▸ **EXERCISE OBJECTIVE**: Count how many lines below include the string "this", and give that number without anything else.

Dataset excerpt
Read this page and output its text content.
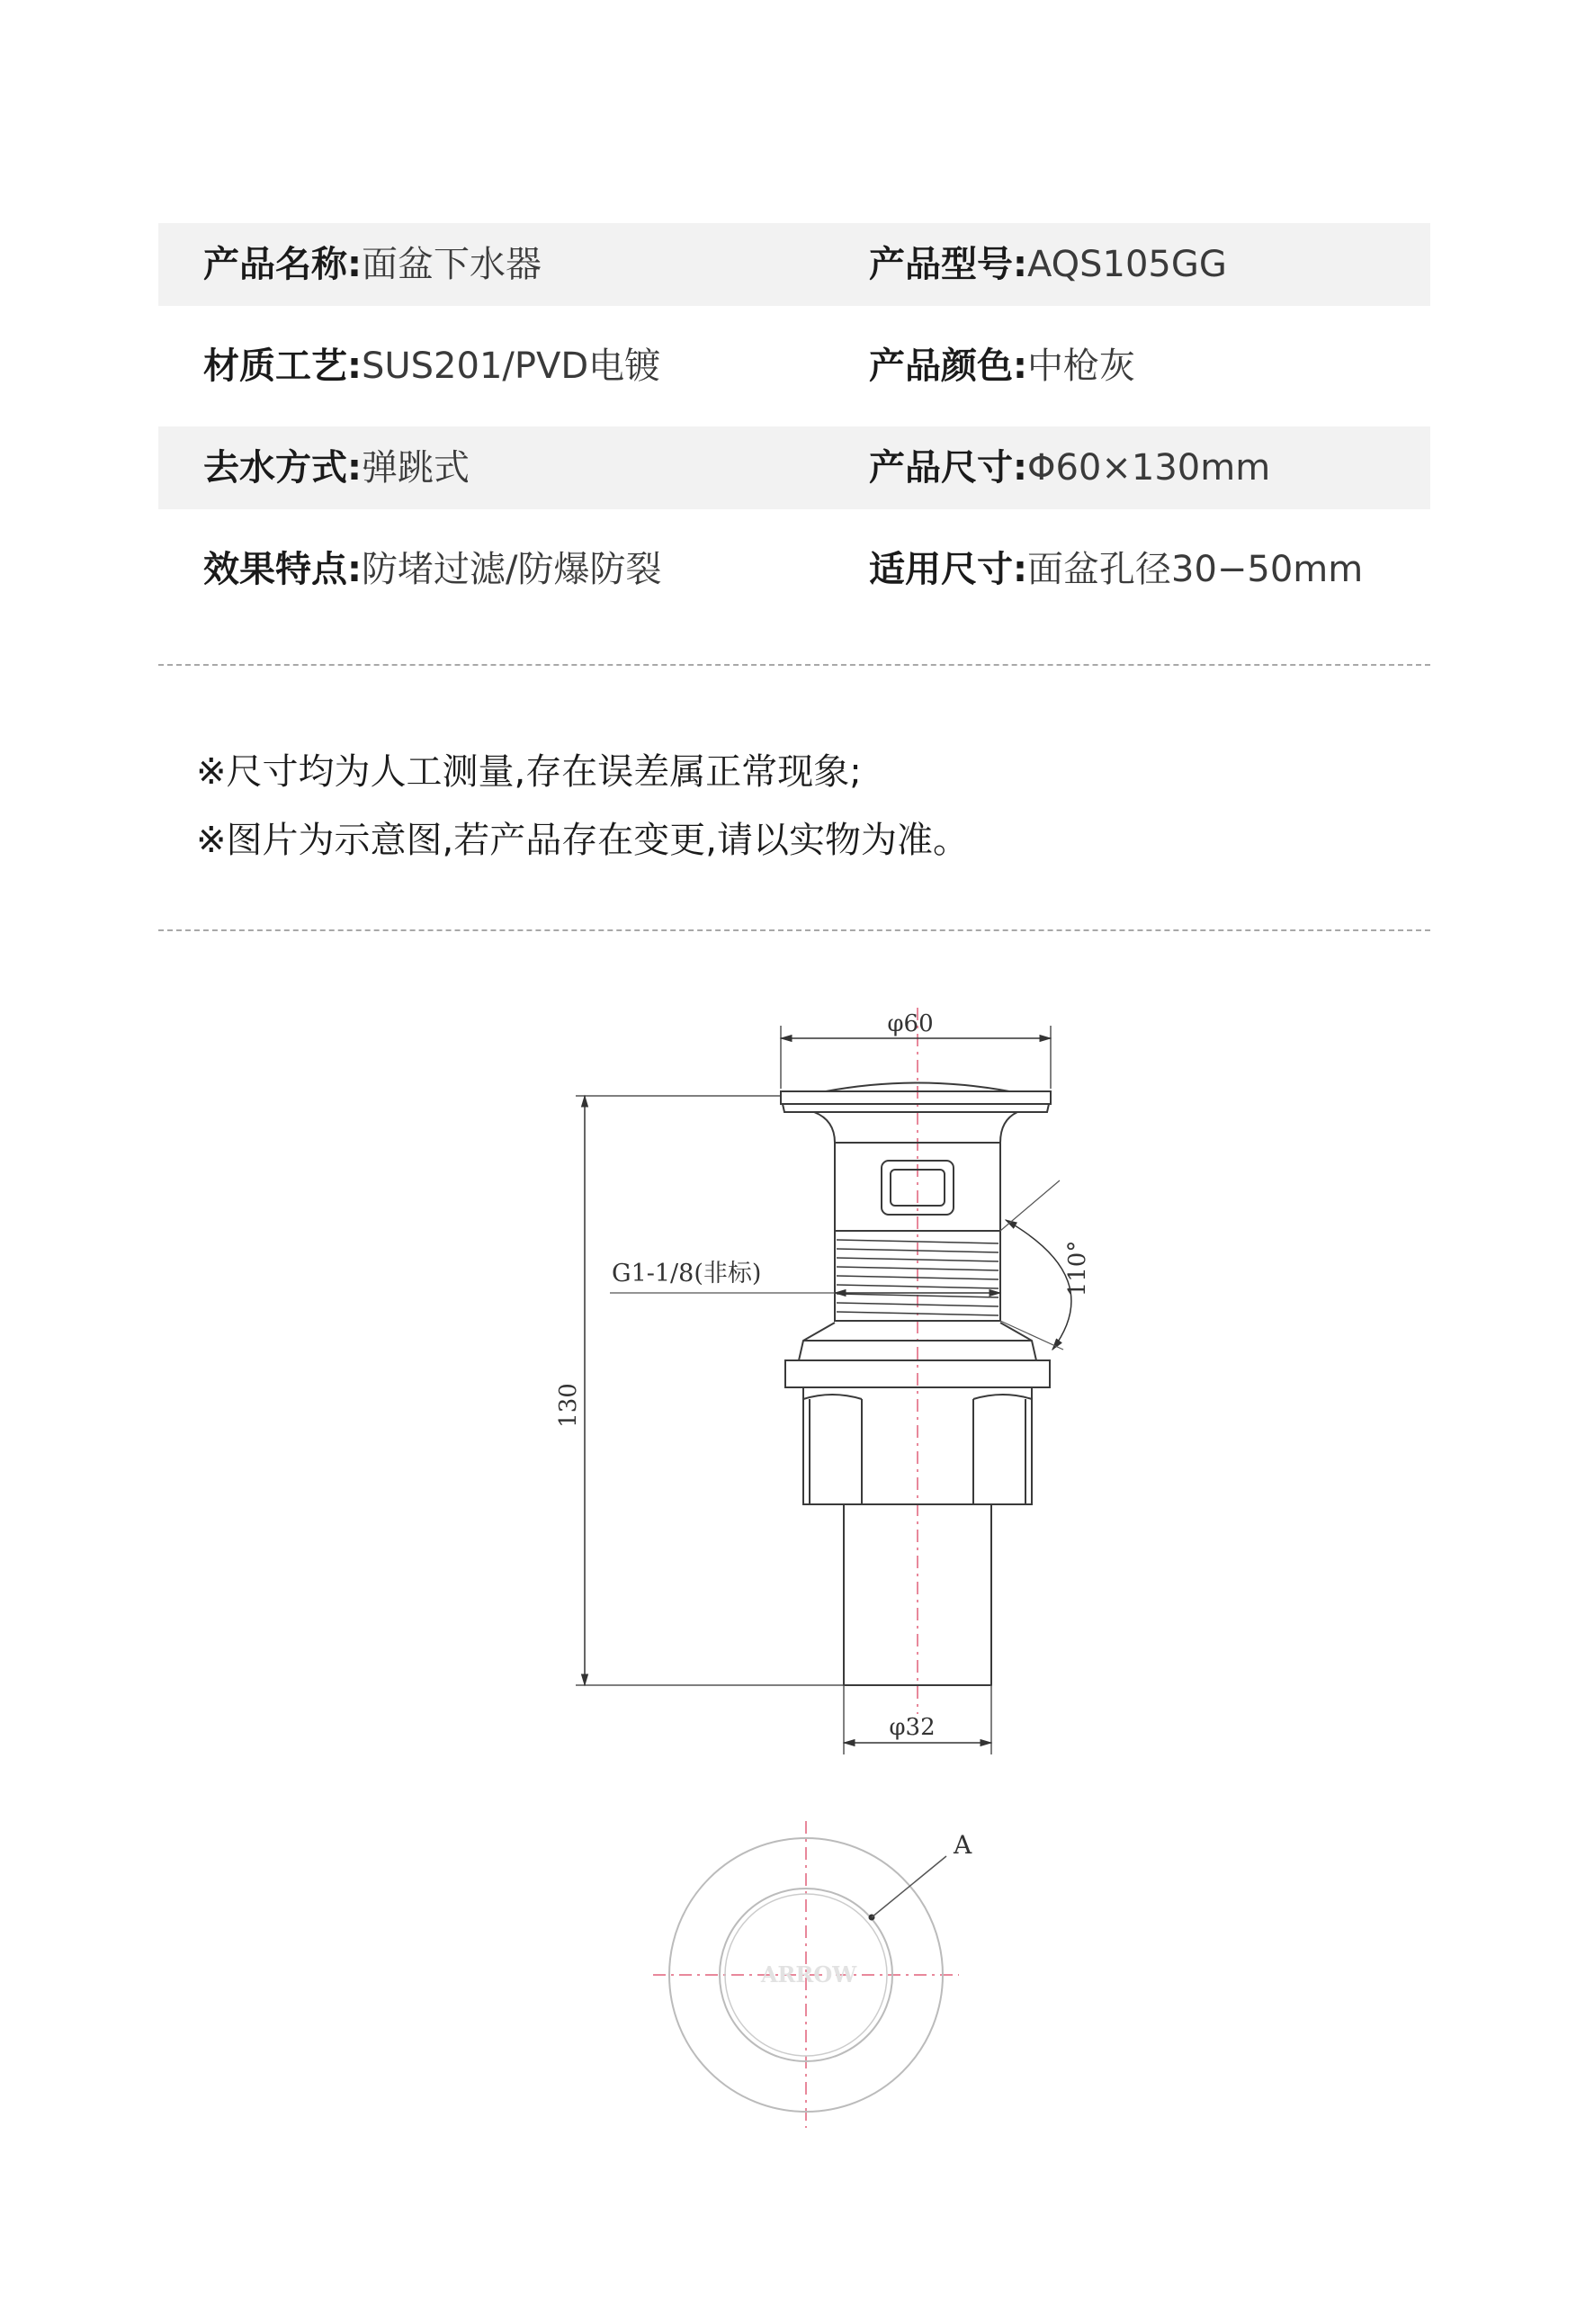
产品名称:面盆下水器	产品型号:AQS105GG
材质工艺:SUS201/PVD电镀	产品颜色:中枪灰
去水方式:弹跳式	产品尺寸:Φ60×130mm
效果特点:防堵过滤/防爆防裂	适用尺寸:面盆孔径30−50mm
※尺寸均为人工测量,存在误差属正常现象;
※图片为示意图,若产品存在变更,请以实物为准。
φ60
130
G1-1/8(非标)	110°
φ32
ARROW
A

--

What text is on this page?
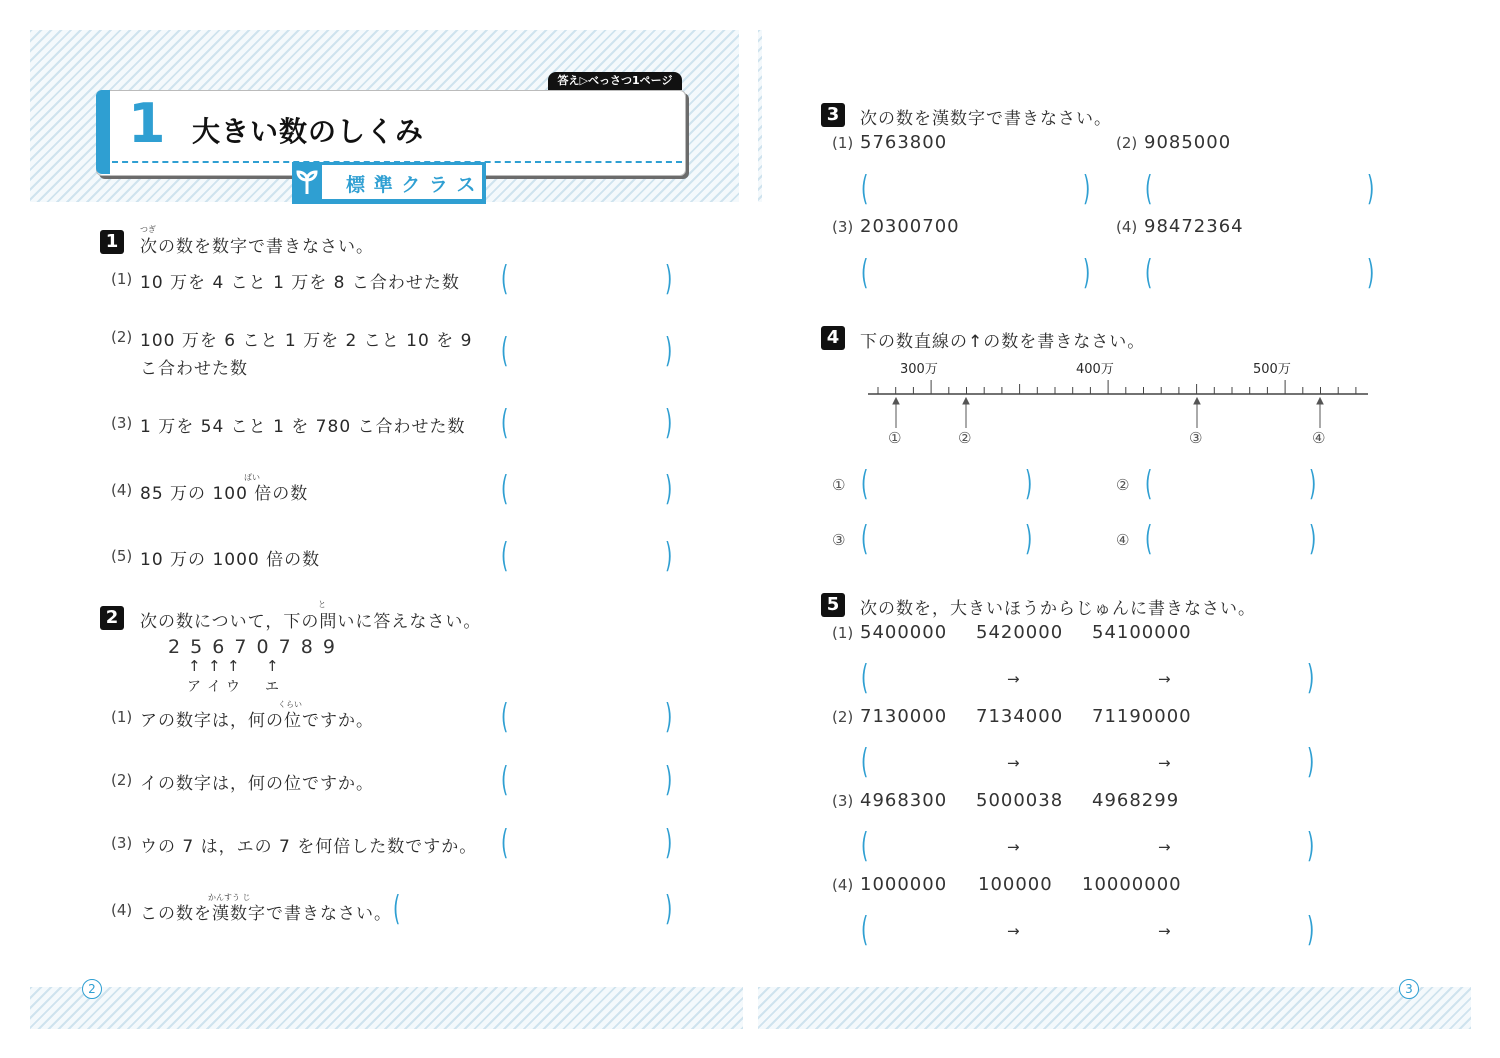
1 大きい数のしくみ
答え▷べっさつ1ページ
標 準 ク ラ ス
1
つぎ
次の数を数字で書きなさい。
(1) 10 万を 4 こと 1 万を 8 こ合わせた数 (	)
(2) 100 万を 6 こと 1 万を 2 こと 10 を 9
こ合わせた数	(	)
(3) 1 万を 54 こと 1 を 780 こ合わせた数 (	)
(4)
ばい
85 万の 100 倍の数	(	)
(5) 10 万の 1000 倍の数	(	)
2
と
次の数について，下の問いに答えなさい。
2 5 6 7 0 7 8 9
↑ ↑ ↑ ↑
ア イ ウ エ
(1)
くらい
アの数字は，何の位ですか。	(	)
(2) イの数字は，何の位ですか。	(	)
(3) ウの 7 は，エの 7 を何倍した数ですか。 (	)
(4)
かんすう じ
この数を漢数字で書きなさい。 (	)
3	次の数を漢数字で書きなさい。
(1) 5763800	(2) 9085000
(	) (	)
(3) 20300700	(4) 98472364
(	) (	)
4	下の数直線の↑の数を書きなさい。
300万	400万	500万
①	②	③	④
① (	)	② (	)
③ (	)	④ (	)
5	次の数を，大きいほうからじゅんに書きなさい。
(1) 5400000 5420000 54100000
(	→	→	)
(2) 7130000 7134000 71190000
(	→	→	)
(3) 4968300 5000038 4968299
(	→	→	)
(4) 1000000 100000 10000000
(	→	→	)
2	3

▸ **EXERCISE ANSWER**: 2